### Task instructions
Copy the data precisely, character for character, and leave out every picture.

--- Source records ---

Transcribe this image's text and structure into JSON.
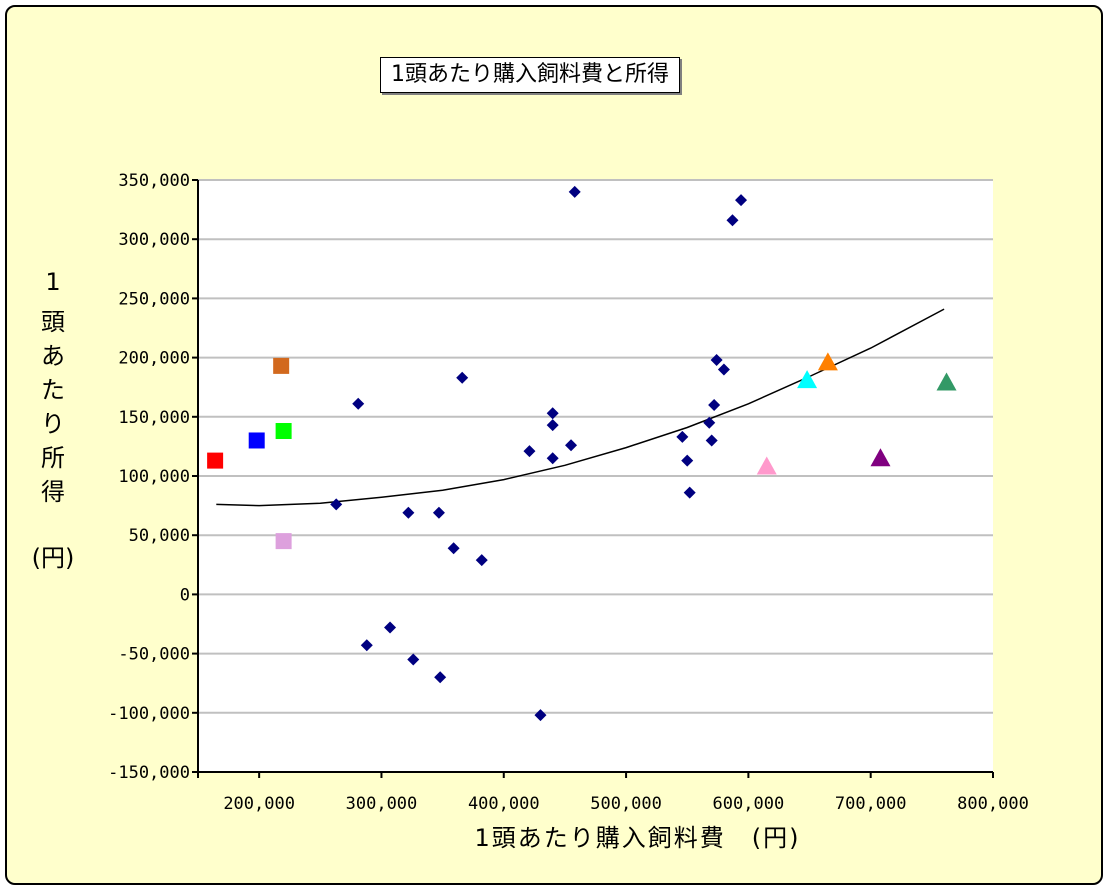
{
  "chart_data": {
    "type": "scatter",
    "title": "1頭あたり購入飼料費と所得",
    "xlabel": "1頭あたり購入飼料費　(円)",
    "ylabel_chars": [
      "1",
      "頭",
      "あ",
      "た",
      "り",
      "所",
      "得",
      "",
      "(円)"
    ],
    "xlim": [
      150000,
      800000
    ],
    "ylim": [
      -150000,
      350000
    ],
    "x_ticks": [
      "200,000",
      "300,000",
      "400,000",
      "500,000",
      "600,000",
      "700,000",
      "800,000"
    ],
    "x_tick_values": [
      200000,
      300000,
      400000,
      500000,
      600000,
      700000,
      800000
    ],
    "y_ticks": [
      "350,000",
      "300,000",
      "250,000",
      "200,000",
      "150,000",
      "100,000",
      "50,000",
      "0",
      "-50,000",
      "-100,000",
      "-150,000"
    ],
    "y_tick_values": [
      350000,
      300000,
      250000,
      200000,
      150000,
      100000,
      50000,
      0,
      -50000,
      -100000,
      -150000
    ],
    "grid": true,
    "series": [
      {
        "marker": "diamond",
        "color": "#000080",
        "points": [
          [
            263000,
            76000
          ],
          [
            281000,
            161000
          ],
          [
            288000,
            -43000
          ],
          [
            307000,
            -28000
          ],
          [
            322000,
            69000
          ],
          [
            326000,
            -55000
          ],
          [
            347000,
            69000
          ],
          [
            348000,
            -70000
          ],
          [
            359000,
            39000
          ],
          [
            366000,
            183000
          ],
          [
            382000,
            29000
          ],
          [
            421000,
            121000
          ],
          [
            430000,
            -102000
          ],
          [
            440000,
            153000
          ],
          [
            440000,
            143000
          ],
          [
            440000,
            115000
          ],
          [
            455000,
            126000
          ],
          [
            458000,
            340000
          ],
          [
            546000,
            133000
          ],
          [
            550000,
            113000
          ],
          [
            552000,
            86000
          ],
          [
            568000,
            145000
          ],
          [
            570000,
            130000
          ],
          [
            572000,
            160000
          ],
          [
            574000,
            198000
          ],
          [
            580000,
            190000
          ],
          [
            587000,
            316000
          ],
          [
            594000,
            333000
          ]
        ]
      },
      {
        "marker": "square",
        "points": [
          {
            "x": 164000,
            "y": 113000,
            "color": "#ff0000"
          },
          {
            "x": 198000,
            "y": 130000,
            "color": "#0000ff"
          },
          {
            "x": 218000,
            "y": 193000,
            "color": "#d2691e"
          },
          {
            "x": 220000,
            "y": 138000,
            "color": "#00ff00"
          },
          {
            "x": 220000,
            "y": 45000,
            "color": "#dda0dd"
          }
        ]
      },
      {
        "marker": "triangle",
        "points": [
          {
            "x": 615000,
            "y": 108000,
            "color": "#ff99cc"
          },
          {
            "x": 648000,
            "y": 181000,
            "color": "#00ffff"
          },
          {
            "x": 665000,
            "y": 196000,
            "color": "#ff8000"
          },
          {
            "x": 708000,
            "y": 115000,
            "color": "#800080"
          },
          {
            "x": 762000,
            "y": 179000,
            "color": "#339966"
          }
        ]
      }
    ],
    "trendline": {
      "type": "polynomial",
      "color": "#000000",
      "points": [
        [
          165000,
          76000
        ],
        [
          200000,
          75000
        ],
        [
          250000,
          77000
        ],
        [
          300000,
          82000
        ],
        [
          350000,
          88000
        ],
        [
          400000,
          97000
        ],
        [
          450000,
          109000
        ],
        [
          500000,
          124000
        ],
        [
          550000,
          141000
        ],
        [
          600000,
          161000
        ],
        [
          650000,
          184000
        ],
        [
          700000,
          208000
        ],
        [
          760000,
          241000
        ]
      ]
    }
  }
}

---

### Exercise output
Transcribe this image's text and structure into JSON.
{
  "chart_data": {
    "type": "scatter",
    "title": "1頭あたり購入飼料費と所得",
    "xlabel": "1頭あたり購入飼料費　(円)",
    "ylabel_chars": [
      "1",
      "頭",
      "あ",
      "た",
      "り",
      "所",
      "得",
      "",
      "(円)"
    ],
    "xlim": [
      150000,
      800000
    ],
    "ylim": [
      -150000,
      350000
    ],
    "x_ticks": [
      "200,000",
      "300,000",
      "400,000",
      "500,000",
      "600,000",
      "700,000",
      "800,000"
    ],
    "x_tick_values": [
      200000,
      300000,
      400000,
      500000,
      600000,
      700000,
      800000
    ],
    "y_ticks": [
      "350,000",
      "300,000",
      "250,000",
      "200,000",
      "150,000",
      "100,000",
      "50,000",
      "0",
      "-50,000",
      "-100,000",
      "-150,000"
    ],
    "y_tick_values": [
      350000,
      300000,
      250000,
      200000,
      150000,
      100000,
      50000,
      0,
      -50000,
      -100000,
      -150000
    ],
    "grid": true,
    "series": [
      {
        "marker": "diamond",
        "color": "#000080",
        "points": [
          [
            263000,
            76000
          ],
          [
            281000,
            161000
          ],
          [
            288000,
            -43000
          ],
          [
            307000,
            -28000
          ],
          [
            322000,
            69000
          ],
          [
            326000,
            -55000
          ],
          [
            347000,
            69000
          ],
          [
            348000,
            -70000
          ],
          [
            359000,
            39000
          ],
          [
            366000,
            183000
          ],
          [
            382000,
            29000
          ],
          [
            421000,
            121000
          ],
          [
            430000,
            -102000
          ],
          [
            440000,
            153000
          ],
          [
            440000,
            143000
          ],
          [
            440000,
            115000
          ],
          [
            455000,
            126000
          ],
          [
            458000,
            340000
          ],
          [
            546000,
            133000
          ],
          [
            550000,
            113000
          ],
          [
            552000,
            86000
          ],
          [
            568000,
            145000
          ],
          [
            570000,
            130000
          ],
          [
            572000,
            160000
          ],
          [
            574000,
            198000
          ],
          [
            580000,
            190000
          ],
          [
            587000,
            316000
          ],
          [
            594000,
            333000
          ]
        ]
      },
      {
        "marker": "square",
        "points": [
          {
            "x": 164000,
            "y": 113000,
            "color": "#ff0000"
          },
          {
            "x": 198000,
            "y": 130000,
            "color": "#0000ff"
          },
          {
            "x": 218000,
            "y": 193000,
            "color": "#d2691e"
          },
          {
            "x": 220000,
            "y": 138000,
            "color": "#00ff00"
          },
          {
            "x": 220000,
            "y": 45000,
            "color": "#dda0dd"
          }
        ]
      },
      {
        "marker": "triangle",
        "points": [
          {
            "x": 615000,
            "y": 108000,
            "color": "#ff99cc"
          },
          {
            "x": 648000,
            "y": 181000,
            "color": "#00ffff"
          },
          {
            "x": 665000,
            "y": 196000,
            "color": "#ff8000"
          },
          {
            "x": 708000,
            "y": 115000,
            "color": "#800080"
          },
          {
            "x": 762000,
            "y": 179000,
            "color": "#339966"
          }
        ]
      }
    ],
    "trendline": {
      "type": "polynomial",
      "color": "#000000",
      "points": [
        [
          165000,
          76000
        ],
        [
          200000,
          75000
        ],
        [
          250000,
          77000
        ],
        [
          300000,
          82000
        ],
        [
          350000,
          88000
        ],
        [
          400000,
          97000
        ],
        [
          450000,
          109000
        ],
        [
          500000,
          124000
        ],
        [
          550000,
          141000
        ],
        [
          600000,
          161000
        ],
        [
          650000,
          184000
        ],
        [
          700000,
          208000
        ],
        [
          760000,
          241000
        ]
      ]
    }
  }
}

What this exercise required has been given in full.